Problem details =>
Read through the data and report every line in which the word "Liberty" occurs.

++++ Records provided ++++

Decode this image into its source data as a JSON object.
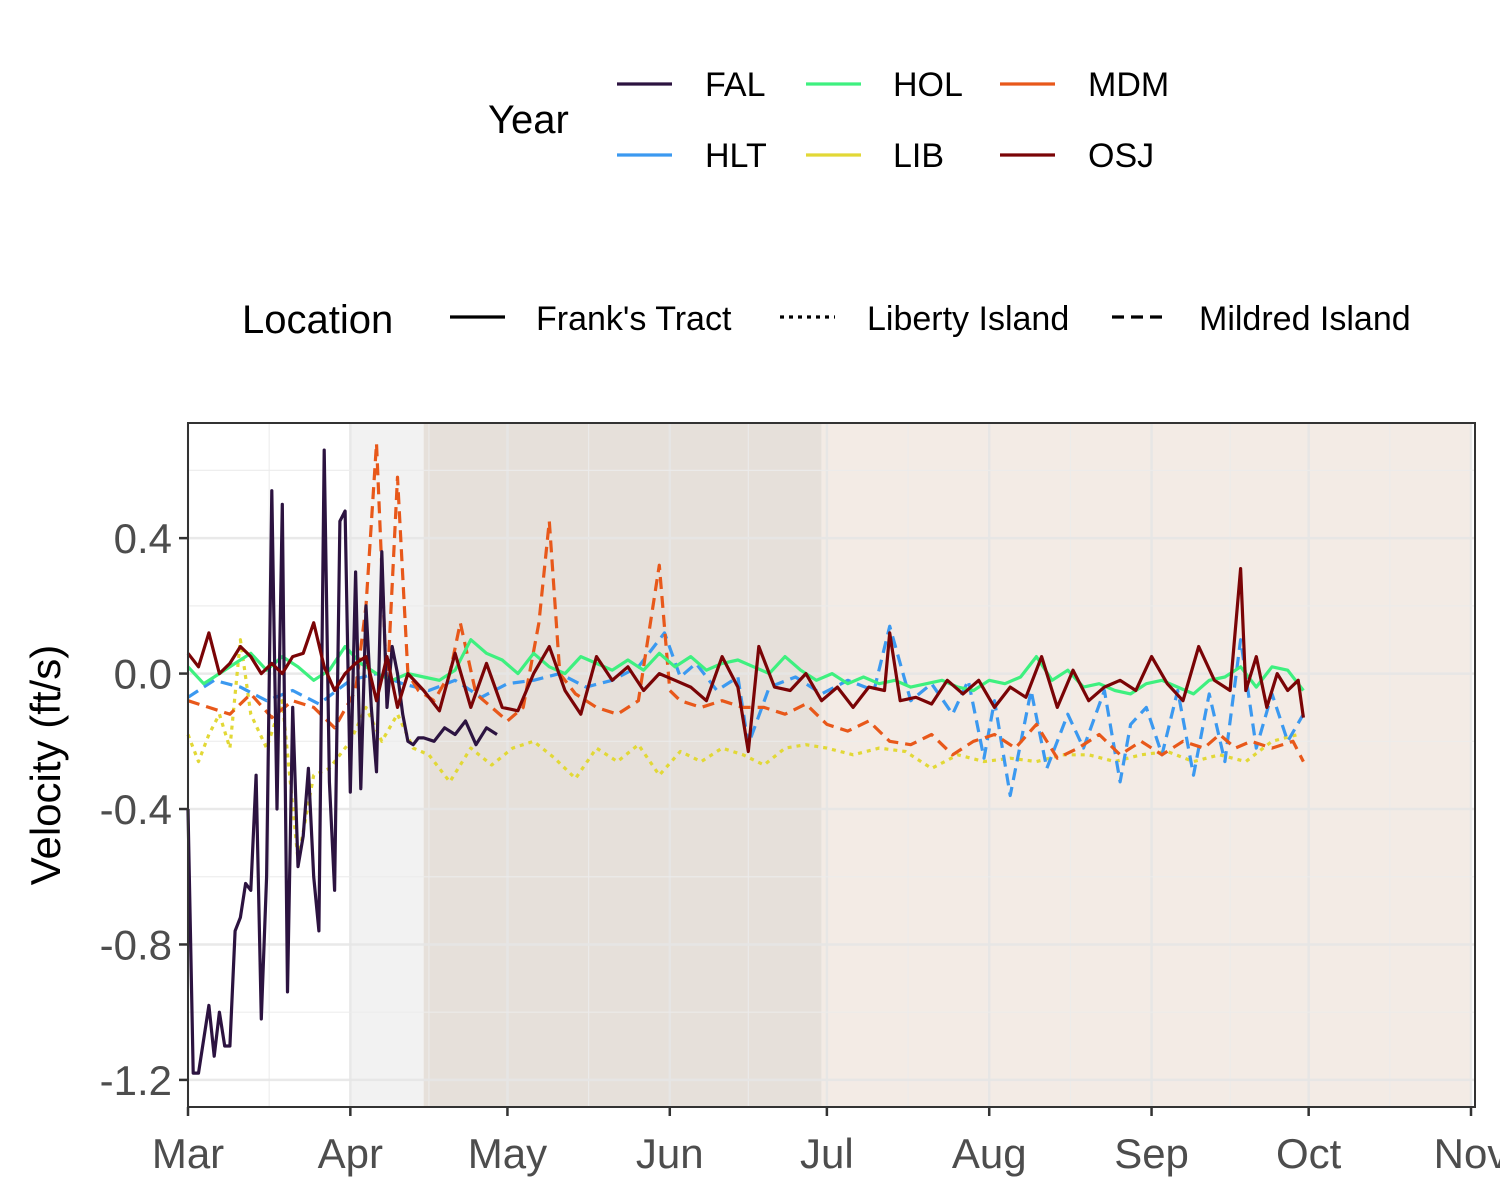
{
  "chart_data": {
    "type": "line",
    "xlabel": "",
    "ylabel": "Velocity (ft/s)",
    "ylim": [
      -1.28,
      0.74
    ],
    "xlim": [
      "Mar 1",
      "Nov 1"
    ],
    "x_ticks": [
      "Mar",
      "Apr",
      "May",
      "Jun",
      "Jul",
      "Aug",
      "Sep",
      "Oct",
      "Nov"
    ],
    "y_ticks": [
      "0.4",
      "0.0",
      "-0.4",
      "-0.8",
      "-1.2"
    ],
    "y_tick_values": [
      0.4,
      0.0,
      -0.4,
      -0.8,
      -1.2
    ],
    "grid": true,
    "legend_position": "top",
    "background_periods": [
      {
        "from": "Apr 1",
        "to": "Apr 15",
        "color": "#f2f2f2"
      },
      {
        "from": "Apr 15",
        "to": "Jun 30",
        "color": "#e6e0da"
      },
      {
        "from": "Jun 30",
        "to": "Nov 1",
        "color": "#f3ebe5"
      }
    ],
    "legends": [
      {
        "title": "Year",
        "entries": [
          {
            "label": "FAL",
            "color": "#2c1340"
          },
          {
            "label": "HOL",
            "color": "#3ef07f"
          },
          {
            "label": "MDM",
            "color": "#e8581a"
          },
          {
            "label": "HLT",
            "color": "#3b99f0"
          },
          {
            "label": "LIB",
            "color": "#e2d836"
          },
          {
            "label": "OSJ",
            "color": "#7a0406"
          }
        ]
      },
      {
        "title": "Location",
        "entries": [
          {
            "label": "Frank's Tract",
            "linetype": "solid"
          },
          {
            "label": "Liberty Island",
            "linetype": "dotted"
          },
          {
            "label": "Mildred Island",
            "linetype": "dashed"
          }
        ]
      }
    ],
    "series": [
      {
        "year": "LIB",
        "location": "Liberty Island",
        "color": "#e2d836",
        "linetype": "dotted",
        "x": [
          "Mar 1",
          "Mar 3",
          "Mar 5",
          "Mar 7",
          "Mar 9",
          "Mar 11",
          "Mar 13",
          "Mar 16",
          "Mar 19",
          "Mar 22",
          "Mar 25",
          "Mar 28",
          "Apr 1",
          "Apr 4",
          "Apr 7",
          "Apr 10",
          "Apr 13",
          "Apr 16",
          "Apr 20",
          "Apr 24",
          "Apr 28",
          "May 2",
          "May 6",
          "May 10",
          "May 14",
          "May 18",
          "May 22",
          "May 26",
          "May 30",
          "Jun 3",
          "Jun 7",
          "Jun 11",
          "Jun 15",
          "Jun 19",
          "Jun 23",
          "Jun 27",
          "Jul 1",
          "Jul 6",
          "Jul 11",
          "Jul 16",
          "Jul 21",
          "Jul 26",
          "Jul 31",
          "Aug 5",
          "Aug 10",
          "Aug 15",
          "Aug 20",
          "Aug 25",
          "Aug 30",
          "Sep 4",
          "Sep 9",
          "Sep 14",
          "Sep 19",
          "Sep 24",
          "Sep 29"
        ],
        "y": [
          -0.18,
          -0.26,
          -0.18,
          -0.12,
          -0.22,
          0.1,
          -0.12,
          -0.22,
          -0.08,
          -0.55,
          -0.3,
          -0.28,
          -0.2,
          -0.1,
          -0.2,
          -0.12,
          -0.22,
          -0.24,
          -0.32,
          -0.22,
          -0.27,
          -0.22,
          -0.2,
          -0.25,
          -0.31,
          -0.22,
          -0.26,
          -0.21,
          -0.3,
          -0.23,
          -0.26,
          -0.22,
          -0.24,
          -0.27,
          -0.22,
          -0.21,
          -0.22,
          -0.24,
          -0.22,
          -0.23,
          -0.28,
          -0.24,
          -0.26,
          -0.25,
          -0.26,
          -0.24,
          -0.24,
          -0.26,
          -0.24,
          -0.23,
          -0.26,
          -0.24,
          -0.26,
          -0.2,
          -0.18
        ]
      },
      {
        "year": "HLT",
        "location": "Mildred Island",
        "color": "#3b99f0",
        "linetype": "dashed",
        "x": [
          "Mar 1",
          "Mar 6",
          "Mar 11",
          "Mar 16",
          "Mar 21",
          "Mar 26",
          "Apr 1",
          "Apr 6",
          "Apr 11",
          "Apr 16",
          "Apr 21",
          "Apr 26",
          "May 1",
          "May 6",
          "May 11",
          "May 16",
          "May 21",
          "May 26",
          "May 31",
          "Jun 3",
          "Jun 6",
          "Jun 10",
          "Jun 14",
          "Jun 16",
          "Jun 20",
          "Jun 25",
          "Jun 30",
          "Jul 5",
          "Jul 10",
          "Jul 13",
          "Jul 17",
          "Jul 21",
          "Jul 25",
          "Jul 28",
          "Jul 31",
          "Aug 2",
          "Aug 5",
          "Aug 9",
          "Aug 12",
          "Aug 16",
          "Aug 19",
          "Aug 23",
          "Aug 26",
          "Aug 28",
          "Aug 31",
          "Sep 3",
          "Sep 6",
          "Sep 9",
          "Sep 12",
          "Sep 15",
          "Sep 18",
          "Sep 21",
          "Sep 24",
          "Sep 27",
          "Sep 30"
        ],
        "y": [
          -0.07,
          -0.02,
          -0.04,
          -0.08,
          -0.05,
          -0.09,
          -0.02,
          0.0,
          -0.03,
          -0.05,
          -0.02,
          -0.07,
          -0.03,
          -0.02,
          0.0,
          -0.04,
          -0.02,
          0.02,
          0.12,
          -0.01,
          0.03,
          -0.05,
          -0.01,
          -0.21,
          -0.04,
          -0.01,
          -0.06,
          -0.02,
          -0.05,
          0.14,
          -0.08,
          -0.03,
          -0.12,
          -0.02,
          -0.25,
          -0.08,
          -0.36,
          -0.05,
          -0.28,
          -0.12,
          -0.22,
          -0.05,
          -0.32,
          -0.15,
          -0.1,
          -0.24,
          -0.05,
          -0.3,
          -0.06,
          -0.26,
          0.1,
          -0.22,
          -0.06,
          -0.2,
          -0.12
        ]
      },
      {
        "year": "MDM",
        "location": "Mildred Island",
        "color": "#e8581a",
        "linetype": "dashed",
        "x": [
          "Mar 1",
          "Mar 5",
          "Mar 9",
          "Mar 13",
          "Mar 17",
          "Mar 21",
          "Mar 25",
          "Mar 29",
          "Apr 2",
          "Apr 4",
          "Apr 6",
          "Apr 8",
          "Apr 10",
          "Apr 12",
          "Apr 14",
          "Apr 17",
          "Apr 20",
          "Apr 22",
          "Apr 25",
          "Apr 28",
          "May 1",
          "May 4",
          "May 7",
          "May 9",
          "May 11",
          "May 14",
          "May 18",
          "May 22",
          "May 26",
          "May 30",
          "Jun 1",
          "Jun 3",
          "Jun 7",
          "Jun 11",
          "Jun 15",
          "Jun 19",
          "Jun 23",
          "Jun 27",
          "Jul 1",
          "Jul 5",
          "Jul 9",
          "Jul 13",
          "Jul 17",
          "Jul 21",
          "Jul 25",
          "Jul 29",
          "Aug 2",
          "Aug 6",
          "Aug 10",
          "Aug 14",
          "Aug 18",
          "Aug 22",
          "Aug 26",
          "Aug 30",
          "Sep 3",
          "Sep 7",
          "Sep 11",
          "Sep 14",
          "Sep 17",
          "Sep 20",
          "Sep 24",
          "Sep 28",
          "Sep 30"
        ],
        "y": [
          -0.08,
          -0.1,
          -0.12,
          -0.06,
          -0.13,
          -0.08,
          -0.1,
          -0.16,
          -0.05,
          0.2,
          0.68,
          -0.05,
          0.58,
          0.0,
          -0.05,
          -0.08,
          0.0,
          0.15,
          -0.06,
          -0.1,
          -0.14,
          -0.1,
          0.15,
          0.45,
          0.0,
          -0.06,
          -0.1,
          -0.12,
          -0.08,
          0.32,
          -0.05,
          -0.08,
          -0.1,
          -0.08,
          -0.1,
          -0.1,
          -0.12,
          -0.09,
          -0.15,
          -0.17,
          -0.14,
          -0.2,
          -0.21,
          -0.18,
          -0.24,
          -0.2,
          -0.18,
          -0.22,
          -0.15,
          -0.25,
          -0.22,
          -0.18,
          -0.24,
          -0.2,
          -0.24,
          -0.2,
          -0.22,
          -0.18,
          -0.22,
          -0.2,
          -0.22,
          -0.2,
          -0.26
        ]
      },
      {
        "year": "HOL",
        "location": "Frank's Tract",
        "color": "#3ef07f",
        "linetype": "solid",
        "x": [
          "Mar 1",
          "Mar 4",
          "Mar 7",
          "Mar 10",
          "Mar 13",
          "Mar 16",
          "Mar 19",
          "Mar 22",
          "Mar 25",
          "Mar 28",
          "Mar 31",
          "Apr 3",
          "Apr 6",
          "Apr 9",
          "Apr 12",
          "Apr 15",
          "Apr 18",
          "Apr 21",
          "Apr 24",
          "Apr 27",
          "Apr 30",
          "May 3",
          "May 6",
          "May 9",
          "May 12",
          "May 15",
          "May 18",
          "May 21",
          "May 24",
          "May 27",
          "May 30",
          "Jun 2",
          "Jun 5",
          "Jun 8",
          "Jun 11",
          "Jun 14",
          "Jun 17",
          "Jun 20",
          "Jun 23",
          "Jun 26",
          "Jun 29",
          "Jul 2",
          "Jul 5",
          "Jul 8",
          "Jul 11",
          "Jul 14",
          "Jul 17",
          "Jul 20",
          "Jul 23",
          "Jul 26",
          "Jul 29",
          "Aug 1",
          "Aug 4",
          "Aug 7",
          "Aug 10",
          "Aug 13",
          "Aug 16",
          "Aug 19",
          "Aug 22",
          "Aug 25",
          "Aug 28",
          "Aug 31",
          "Sep 3",
          "Sep 6",
          "Sep 9",
          "Sep 12",
          "Sep 15",
          "Sep 18",
          "Sep 21",
          "Sep 24",
          "Sep 27",
          "Sep 30"
        ],
        "y": [
          0.02,
          -0.03,
          0.0,
          0.03,
          0.06,
          0.01,
          0.05,
          0.02,
          -0.02,
          0.01,
          0.08,
          0.03,
          0.0,
          -0.02,
          0.0,
          -0.01,
          -0.02,
          0.01,
          0.1,
          0.06,
          0.04,
          0.0,
          0.06,
          0.02,
          0.0,
          0.05,
          0.03,
          0.01,
          0.04,
          0.01,
          0.06,
          0.02,
          0.05,
          0.01,
          0.03,
          0.04,
          0.02,
          0.0,
          0.05,
          0.01,
          -0.02,
          0.0,
          -0.03,
          -0.01,
          -0.03,
          -0.02,
          -0.04,
          -0.03,
          -0.02,
          -0.04,
          -0.05,
          -0.02,
          -0.03,
          -0.01,
          0.05,
          -0.02,
          0.01,
          -0.04,
          -0.03,
          -0.05,
          -0.06,
          -0.03,
          -0.02,
          -0.04,
          -0.06,
          -0.02,
          -0.01,
          0.02,
          -0.04,
          0.02,
          0.01,
          -0.05
        ]
      },
      {
        "year": "FAL",
        "location": "Frank's Tract",
        "color": "#2c1340",
        "linetype": "solid",
        "x": [
          "Mar 1",
          "Mar 2",
          "Mar 3",
          "Mar 5",
          "Mar 6",
          "Mar 7",
          "Mar 8",
          "Mar 9",
          "Mar 10",
          "Mar 11",
          "Mar 12",
          "Mar 13",
          "Mar 14",
          "Mar 15",
          "Mar 16",
          "Mar 17",
          "Mar 18",
          "Mar 19",
          "Mar 20",
          "Mar 21",
          "Mar 22",
          "Mar 23",
          "Mar 24",
          "Mar 25",
          "Mar 26",
          "Mar 27",
          "Mar 28",
          "Mar 29",
          "Mar 30",
          "Mar 31",
          "Apr 1",
          "Apr 2",
          "Apr 3",
          "Apr 4",
          "Apr 5",
          "Apr 6",
          "Apr 7",
          "Apr 8",
          "Apr 9",
          "Apr 10",
          "Apr 11",
          "Apr 12",
          "Apr 13",
          "Apr 14",
          "Apr 15",
          "Apr 17",
          "Apr 19",
          "Apr 21",
          "Apr 23",
          "Apr 25",
          "Apr 27",
          "Apr 29"
        ],
        "y": [
          -0.4,
          -1.18,
          -1.18,
          -0.98,
          -1.13,
          -1.0,
          -1.1,
          -1.1,
          -0.76,
          -0.72,
          -0.62,
          -0.64,
          -0.3,
          -1.02,
          -0.6,
          0.54,
          -0.4,
          0.5,
          -0.94,
          -0.1,
          -0.57,
          -0.48,
          -0.28,
          -0.6,
          -0.76,
          0.66,
          -0.32,
          -0.64,
          0.45,
          0.48,
          -0.35,
          0.3,
          -0.34,
          0.2,
          -0.1,
          -0.29,
          0.36,
          -0.1,
          0.08,
          0.0,
          -0.12,
          -0.2,
          -0.21,
          -0.19,
          -0.19,
          -0.2,
          -0.16,
          -0.18,
          -0.14,
          -0.21,
          -0.16,
          -0.18
        ]
      },
      {
        "year": "OSJ",
        "location": "Frank's Tract",
        "color": "#7a0406",
        "linetype": "solid",
        "x": [
          "Mar 1",
          "Mar 3",
          "Mar 5",
          "Mar 7",
          "Mar 9",
          "Mar 11",
          "Mar 13",
          "Mar 15",
          "Mar 17",
          "Mar 19",
          "Mar 21",
          "Mar 23",
          "Mar 25",
          "Mar 27",
          "Mar 29",
          "Mar 31",
          "Apr 2",
          "Apr 4",
          "Apr 6",
          "Apr 8",
          "Apr 10",
          "Apr 12",
          "Apr 15",
          "Apr 18",
          "Apr 21",
          "Apr 24",
          "Apr 27",
          "Apr 30",
          "May 3",
          "May 6",
          "May 9",
          "May 12",
          "May 15",
          "May 18",
          "May 21",
          "May 24",
          "May 27",
          "May 30",
          "Jun 2",
          "Jun 5",
          "Jun 8",
          "Jun 11",
          "Jun 14",
          "Jun 16",
          "Jun 18",
          "Jun 21",
          "Jun 24",
          "Jun 27",
          "Jun 30",
          "Jul 3",
          "Jul 6",
          "Jul 9",
          "Jul 12",
          "Jul 13",
          "Jul 15",
          "Jul 18",
          "Jul 21",
          "Jul 24",
          "Jul 27",
          "Jul 30",
          "Aug 2",
          "Aug 5",
          "Aug 8",
          "Aug 11",
          "Aug 14",
          "Aug 17",
          "Aug 20",
          "Aug 23",
          "Aug 26",
          "Aug 29",
          "Sep 1",
          "Sep 4",
          "Sep 7",
          "Sep 10",
          "Sep 13",
          "Sep 16",
          "Sep 18",
          "Sep 19",
          "Sep 21",
          "Sep 23",
          "Sep 25",
          "Sep 27",
          "Sep 29",
          "Sep 30"
        ],
        "y": [
          0.06,
          0.02,
          0.12,
          0.0,
          0.03,
          0.08,
          0.05,
          0.0,
          0.03,
          0.0,
          0.05,
          0.06,
          0.15,
          0.02,
          -0.05,
          0.0,
          0.03,
          0.05,
          -0.08,
          0.05,
          -0.1,
          0.0,
          -0.05,
          -0.11,
          0.06,
          -0.1,
          0.03,
          -0.1,
          -0.11,
          0.0,
          0.08,
          -0.05,
          -0.12,
          0.05,
          -0.02,
          0.02,
          -0.05,
          0.0,
          -0.02,
          -0.04,
          -0.08,
          0.05,
          -0.04,
          -0.23,
          0.08,
          -0.04,
          -0.05,
          0.0,
          -0.08,
          -0.04,
          -0.1,
          -0.04,
          -0.05,
          0.12,
          -0.08,
          -0.07,
          -0.09,
          -0.02,
          -0.06,
          -0.02,
          -0.1,
          -0.04,
          -0.07,
          0.05,
          -0.1,
          0.01,
          -0.08,
          -0.04,
          -0.02,
          -0.05,
          0.05,
          -0.03,
          -0.08,
          0.08,
          -0.02,
          -0.05,
          0.31,
          -0.05,
          0.05,
          -0.1,
          0.0,
          -0.05,
          -0.02,
          -0.13
        ]
      }
    ]
  }
}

++++

Answer to this exercise =>
            "label": "Liberty Island",
        "location": "Liberty Island",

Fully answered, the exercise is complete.